_RECORD EXTRACTS_:
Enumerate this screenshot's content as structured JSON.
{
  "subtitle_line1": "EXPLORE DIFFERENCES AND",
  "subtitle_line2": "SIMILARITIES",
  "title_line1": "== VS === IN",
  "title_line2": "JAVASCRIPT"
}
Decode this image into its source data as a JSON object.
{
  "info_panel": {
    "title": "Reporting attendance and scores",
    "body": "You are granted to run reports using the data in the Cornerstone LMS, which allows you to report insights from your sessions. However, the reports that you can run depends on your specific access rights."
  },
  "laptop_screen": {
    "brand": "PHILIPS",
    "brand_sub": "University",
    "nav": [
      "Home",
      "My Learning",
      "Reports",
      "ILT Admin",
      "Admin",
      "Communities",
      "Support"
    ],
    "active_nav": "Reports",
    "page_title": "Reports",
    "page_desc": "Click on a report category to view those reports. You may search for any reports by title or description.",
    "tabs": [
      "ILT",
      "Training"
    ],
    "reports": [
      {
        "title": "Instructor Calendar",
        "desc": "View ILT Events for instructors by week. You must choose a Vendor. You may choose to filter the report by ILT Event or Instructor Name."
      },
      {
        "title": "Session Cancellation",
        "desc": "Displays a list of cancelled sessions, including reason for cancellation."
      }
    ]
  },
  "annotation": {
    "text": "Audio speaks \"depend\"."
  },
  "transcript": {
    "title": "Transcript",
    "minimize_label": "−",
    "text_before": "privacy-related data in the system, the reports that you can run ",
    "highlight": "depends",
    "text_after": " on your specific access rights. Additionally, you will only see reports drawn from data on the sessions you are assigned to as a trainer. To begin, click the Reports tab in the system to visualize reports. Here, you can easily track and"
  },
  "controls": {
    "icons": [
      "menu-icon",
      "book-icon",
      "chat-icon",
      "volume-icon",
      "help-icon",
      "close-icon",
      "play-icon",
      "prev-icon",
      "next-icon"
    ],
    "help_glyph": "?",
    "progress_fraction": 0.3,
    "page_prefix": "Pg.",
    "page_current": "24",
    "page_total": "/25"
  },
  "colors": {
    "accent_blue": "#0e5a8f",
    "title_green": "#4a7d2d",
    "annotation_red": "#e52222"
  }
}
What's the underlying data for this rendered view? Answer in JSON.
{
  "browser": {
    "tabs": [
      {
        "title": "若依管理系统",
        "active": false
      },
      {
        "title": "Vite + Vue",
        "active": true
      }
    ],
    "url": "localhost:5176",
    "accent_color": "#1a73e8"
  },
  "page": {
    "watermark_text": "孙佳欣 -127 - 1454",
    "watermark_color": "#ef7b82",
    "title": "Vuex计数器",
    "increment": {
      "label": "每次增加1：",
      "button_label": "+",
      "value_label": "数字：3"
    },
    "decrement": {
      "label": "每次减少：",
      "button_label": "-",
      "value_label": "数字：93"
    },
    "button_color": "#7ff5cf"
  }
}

_EXERCISE DIRECTIONS_:
Retype every record above exactly as it appears.

_WORKED ANSWER_:
Enumerate this screenshot's content as structured JSON.
{
  "subtitle_line1": "EXPLORE DIFFERENCES AND",
  "subtitle_line2": "SIMILARITIES",
  "title_line1": "== VS === IN",
  "title_line2": "JAVASCRIPT"
}
Decode this image into its source data as a JSON object.
{
  "info_panel": {
    "title": "Reporting attendance and scores",
    "body": "You are granted to run reports using the data in the Cornerstone LMS, which allows you to report insights from your sessions. However, the reports that you can run depends on your specific access rights."
  },
  "laptop_screen": {
    "brand": "PHILIPS",
    "brand_sub": "University",
    "nav": [
      "Home",
      "My Learning",
      "Reports",
      "ILT Admin",
      "Admin",
      "Communities",
      "Support"
    ],
    "active_nav": "Reports",
    "page_title": "Reports",
    "page_desc": "Click on a report category to view those reports. You may search for any reports by title or description.",
    "tabs": [
      "ILT",
      "Training"
    ],
    "reports": [
      {
        "title": "Instructor Calendar",
        "desc": "View ILT Events for instructors by week. You must choose a Vendor. You may choose to filter the report by ILT Event or Instructor Name."
      },
      {
        "title": "Session Cancellation",
        "desc": "Displays a list of cancelled sessions, including reason for cancellation."
      }
    ]
  },
  "annotation": {
    "text": "Audio speaks \"depend\"."
  },
  "transcript": {
    "title": "Transcript",
    "minimize_label": "−",
    "text_before": "privacy-related data in the system, the reports that you can run ",
    "highlight": "depends",
    "text_after": " on your specific access rights. Additionally, you will only see reports drawn from data on the sessions you are assigned to as a trainer. To begin, click the Reports tab in the system to visualize reports. Here, you can easily track and"
  },
  "controls": {
    "icons": [
      "menu-icon",
      "book-icon",
      "chat-icon",
      "volume-icon",
      "help-icon",
      "close-icon",
      "play-icon",
      "prev-icon",
      "next-icon"
    ],
    "help_glyph": "?",
    "progress_fraction": 0.3,
    "page_prefix": "Pg.",
    "page_current": "24",
    "page_total": "/25"
  },
  "colors": {
    "accent_blue": "#0e5a8f",
    "title_green": "#4a7d2d",
    "annotation_red": "#e52222"
  }
}
What's the underlying data for this rendered view? Answer in JSON.
{
  "browser": {
    "tabs": [
      {
        "title": "若依管理系统",
        "active": false
      },
      {
        "title": "Vite + Vue",
        "active": true
      }
    ],
    "url": "localhost:5176",
    "accent_color": "#1a73e8"
  },
  "page": {
    "watermark_text": "孙佳欣 -127 - 1454",
    "watermark_color": "#ef7b82",
    "title": "Vuex计数器",
    "increment": {
      "label": "每次增加1：",
      "button_label": "+",
      "value_label": "数字：3"
    },
    "decrement": {
      "label": "每次减少：",
      "button_label": "-",
      "value_label": "数字：93"
    },
    "button_color": "#7ff5cf"
  }
}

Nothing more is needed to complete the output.